#### [DATA SHOWN]
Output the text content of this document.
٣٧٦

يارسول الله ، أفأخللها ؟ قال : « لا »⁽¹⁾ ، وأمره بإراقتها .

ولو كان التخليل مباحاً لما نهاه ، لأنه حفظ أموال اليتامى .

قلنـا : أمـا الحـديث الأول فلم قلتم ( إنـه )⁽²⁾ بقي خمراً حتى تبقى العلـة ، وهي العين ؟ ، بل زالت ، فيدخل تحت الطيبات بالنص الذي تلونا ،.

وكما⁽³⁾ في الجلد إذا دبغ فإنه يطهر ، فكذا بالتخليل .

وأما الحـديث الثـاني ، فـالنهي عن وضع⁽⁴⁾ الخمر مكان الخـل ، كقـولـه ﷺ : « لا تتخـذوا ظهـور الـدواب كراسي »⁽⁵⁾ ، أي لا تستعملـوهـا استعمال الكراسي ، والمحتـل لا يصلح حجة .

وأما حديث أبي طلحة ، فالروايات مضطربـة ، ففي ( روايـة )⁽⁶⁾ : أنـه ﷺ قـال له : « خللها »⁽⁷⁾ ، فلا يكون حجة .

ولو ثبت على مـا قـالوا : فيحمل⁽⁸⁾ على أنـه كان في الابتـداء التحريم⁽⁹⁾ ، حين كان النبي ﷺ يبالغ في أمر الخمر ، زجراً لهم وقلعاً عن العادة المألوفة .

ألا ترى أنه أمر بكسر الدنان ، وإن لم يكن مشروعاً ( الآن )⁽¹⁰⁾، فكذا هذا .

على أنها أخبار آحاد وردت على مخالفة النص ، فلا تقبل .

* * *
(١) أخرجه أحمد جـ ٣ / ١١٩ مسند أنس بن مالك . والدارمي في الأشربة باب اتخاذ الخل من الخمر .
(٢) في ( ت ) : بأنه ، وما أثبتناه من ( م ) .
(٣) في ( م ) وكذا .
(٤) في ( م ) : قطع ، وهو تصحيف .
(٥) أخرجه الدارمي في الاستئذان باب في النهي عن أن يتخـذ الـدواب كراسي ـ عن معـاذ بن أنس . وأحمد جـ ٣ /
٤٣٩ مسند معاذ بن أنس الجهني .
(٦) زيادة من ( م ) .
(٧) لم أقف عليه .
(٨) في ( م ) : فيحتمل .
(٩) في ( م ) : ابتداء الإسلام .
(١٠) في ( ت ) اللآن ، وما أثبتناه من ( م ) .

#### [THE TASK]
Transcribe the material above word for word.

#### [TASK RESPONSE]
Output the text content of this document.
٣٧٦

يارسول الله ، أفأخللها ؟ قال : « لا »⁽¹⁾ ، وأمره بإراقتها .

ولو كان التخليل مباحاً لما نهاه ، لأنه حفظ أموال اليتامى .

قلنـا : أمـا الحـديث الأول فلم قلتم ( إنـه )⁽²⁾ بقي خمراً حتى تبقى العلـة ، وهي العين ؟ ، بل زالت ، فيدخل تحت الطيبات بالنص الذي تلونا ،.

وكما⁽³⁾ في الجلد إذا دبغ فإنه يطهر ، فكذا بالتخليل .

وأما الحـديث الثـاني ، فـالنهي عن وضع⁽⁴⁾ الخمر مكان الخـل ، كقـولـه ﷺ : « لا تتخـذوا ظهـور الـدواب كراسي »⁽⁵⁾ ، أي لا تستعملـوهـا استعمال الكراسي ، والمحتـل لا يصلح حجة .

وأما حديث أبي طلحة ، فالروايات مضطربـة ، ففي ( روايـة )⁽⁶⁾ : أنـه ﷺ قـال له : « خللها »⁽⁷⁾ ، فلا يكون حجة .

ولو ثبت على مـا قـالوا : فيحمل⁽⁸⁾ على أنـه كان في الابتـداء التحريم⁽⁹⁾ ، حين كان النبي ﷺ يبالغ في أمر الخمر ، زجراً لهم وقلعاً عن العادة المألوفة .

ألا ترى أنه أمر بكسر الدنان ، وإن لم يكن مشروعاً ( الآن )⁽¹⁰⁾، فكذا هذا .

على أنها أخبار آحاد وردت على مخالفة النص ، فلا تقبل .

* * *
(١) أخرجه أحمد جـ ٣ / ١١٩ مسند أنس بن مالك . والدارمي في الأشربة باب اتخاذ الخل من الخمر .
(٢) في ( ت ) : بأنه ، وما أثبتناه من ( م ) .
(٣) في ( م ) وكذا .
(٤) في ( م ) : قطع ، وهو تصحيف .
(٥) أخرجه الدارمي في الاستئذان باب في النهي عن أن يتخـذ الـدواب كراسي ـ عن معـاذ بن أنس . وأحمد جـ ٣ /
٤٣٩ مسند معاذ بن أنس الجهني .
(٦) زيادة من ( م ) .
(٧) لم أقف عليه .
(٨) في ( م ) : فيحتمل .
(٩) في ( م ) : ابتداء الإسلام .
(١٠) في ( ت ) اللآن ، وما أثبتناه من ( م ) .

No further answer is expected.